Locate the lines where "Appoinment" occurs and copy them as they stand.
■ ■ ■ ■ ■
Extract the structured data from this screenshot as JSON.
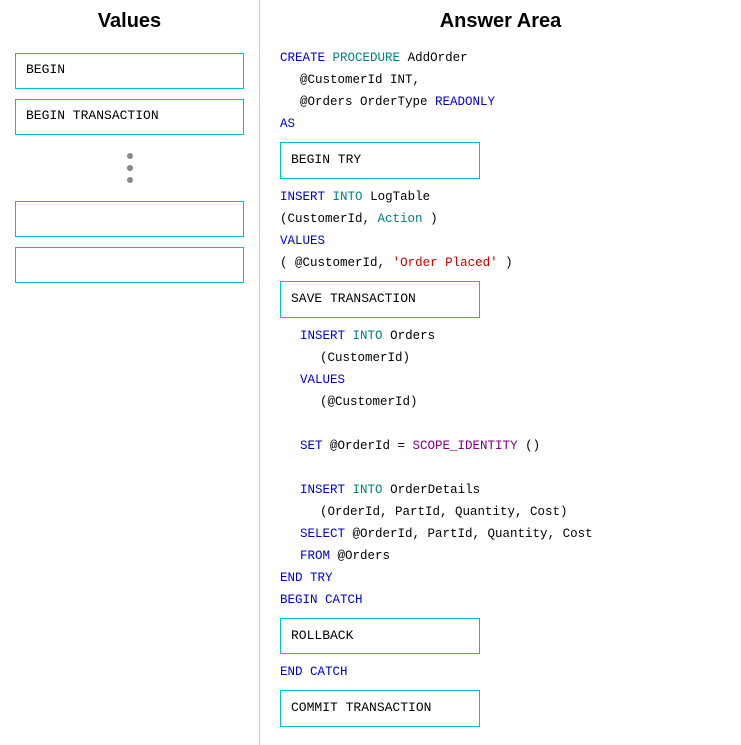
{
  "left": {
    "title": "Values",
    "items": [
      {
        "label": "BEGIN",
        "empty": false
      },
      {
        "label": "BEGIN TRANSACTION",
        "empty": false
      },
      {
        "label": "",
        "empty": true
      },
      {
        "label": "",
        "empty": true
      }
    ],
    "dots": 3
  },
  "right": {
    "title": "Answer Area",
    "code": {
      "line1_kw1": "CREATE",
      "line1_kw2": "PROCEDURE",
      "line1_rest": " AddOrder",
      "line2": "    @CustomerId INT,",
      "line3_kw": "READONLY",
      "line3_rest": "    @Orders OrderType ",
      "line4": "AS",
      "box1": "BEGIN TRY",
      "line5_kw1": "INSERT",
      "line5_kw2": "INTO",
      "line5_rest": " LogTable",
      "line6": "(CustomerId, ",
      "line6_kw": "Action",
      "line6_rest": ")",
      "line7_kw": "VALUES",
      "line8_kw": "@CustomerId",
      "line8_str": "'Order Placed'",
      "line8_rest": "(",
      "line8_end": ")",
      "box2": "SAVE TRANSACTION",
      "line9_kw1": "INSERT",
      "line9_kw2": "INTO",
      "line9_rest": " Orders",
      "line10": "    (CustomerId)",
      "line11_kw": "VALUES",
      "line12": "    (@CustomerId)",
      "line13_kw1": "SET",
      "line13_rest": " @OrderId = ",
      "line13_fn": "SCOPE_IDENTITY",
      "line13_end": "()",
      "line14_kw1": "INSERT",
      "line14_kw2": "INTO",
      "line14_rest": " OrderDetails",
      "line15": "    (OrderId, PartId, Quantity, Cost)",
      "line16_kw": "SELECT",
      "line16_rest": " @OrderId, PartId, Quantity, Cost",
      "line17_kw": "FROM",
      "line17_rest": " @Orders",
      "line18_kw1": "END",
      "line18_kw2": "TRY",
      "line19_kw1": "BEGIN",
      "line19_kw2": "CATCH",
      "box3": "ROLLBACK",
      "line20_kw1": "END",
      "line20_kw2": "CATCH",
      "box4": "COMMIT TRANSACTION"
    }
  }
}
■ ■ ■ ■ ■
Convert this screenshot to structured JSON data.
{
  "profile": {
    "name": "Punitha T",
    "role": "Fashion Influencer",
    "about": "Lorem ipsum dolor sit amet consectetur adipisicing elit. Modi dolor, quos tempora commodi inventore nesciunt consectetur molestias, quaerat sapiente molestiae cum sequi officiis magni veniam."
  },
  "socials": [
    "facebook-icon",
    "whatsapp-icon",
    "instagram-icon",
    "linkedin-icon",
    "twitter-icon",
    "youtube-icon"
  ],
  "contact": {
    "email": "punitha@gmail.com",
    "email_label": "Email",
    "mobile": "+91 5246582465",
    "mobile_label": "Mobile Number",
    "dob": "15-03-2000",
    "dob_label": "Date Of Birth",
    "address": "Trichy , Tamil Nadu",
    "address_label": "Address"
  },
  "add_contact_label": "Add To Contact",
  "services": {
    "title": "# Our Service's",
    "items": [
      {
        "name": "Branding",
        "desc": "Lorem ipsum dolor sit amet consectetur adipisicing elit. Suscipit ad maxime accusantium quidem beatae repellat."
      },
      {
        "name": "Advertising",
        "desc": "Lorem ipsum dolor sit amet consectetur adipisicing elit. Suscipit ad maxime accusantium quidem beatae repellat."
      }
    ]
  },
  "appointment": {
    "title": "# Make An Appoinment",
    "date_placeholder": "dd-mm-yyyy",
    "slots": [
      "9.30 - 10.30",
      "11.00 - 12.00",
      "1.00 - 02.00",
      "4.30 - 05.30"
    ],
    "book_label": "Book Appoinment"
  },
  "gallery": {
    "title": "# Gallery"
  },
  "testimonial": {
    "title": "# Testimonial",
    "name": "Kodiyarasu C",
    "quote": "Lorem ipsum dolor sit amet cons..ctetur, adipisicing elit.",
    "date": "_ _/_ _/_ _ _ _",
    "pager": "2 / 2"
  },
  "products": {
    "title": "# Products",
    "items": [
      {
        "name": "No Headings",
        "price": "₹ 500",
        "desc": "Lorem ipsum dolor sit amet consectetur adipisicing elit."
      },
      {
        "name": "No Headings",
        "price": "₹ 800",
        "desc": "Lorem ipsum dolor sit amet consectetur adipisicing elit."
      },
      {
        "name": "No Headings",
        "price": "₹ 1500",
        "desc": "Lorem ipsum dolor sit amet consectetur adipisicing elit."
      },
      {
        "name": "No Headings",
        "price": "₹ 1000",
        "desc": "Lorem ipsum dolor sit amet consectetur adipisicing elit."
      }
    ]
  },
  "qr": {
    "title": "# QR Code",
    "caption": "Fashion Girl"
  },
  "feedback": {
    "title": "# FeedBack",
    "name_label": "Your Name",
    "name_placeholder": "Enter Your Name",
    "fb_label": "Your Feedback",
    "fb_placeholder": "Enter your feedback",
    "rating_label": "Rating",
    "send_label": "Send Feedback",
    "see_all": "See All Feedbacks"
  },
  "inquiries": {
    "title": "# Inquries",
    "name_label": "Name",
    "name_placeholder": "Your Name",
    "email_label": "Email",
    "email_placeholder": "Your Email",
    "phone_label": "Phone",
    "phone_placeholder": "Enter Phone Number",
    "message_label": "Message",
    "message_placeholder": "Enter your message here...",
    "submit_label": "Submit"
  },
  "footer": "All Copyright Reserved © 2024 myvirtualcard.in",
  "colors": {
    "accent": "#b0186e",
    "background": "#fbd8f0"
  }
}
■ ■ ■ ■ ■
■ **CORRECT RESPONSE**:
    "title": "# Make An Appoinment",
    "book_label": "Book Appoinment"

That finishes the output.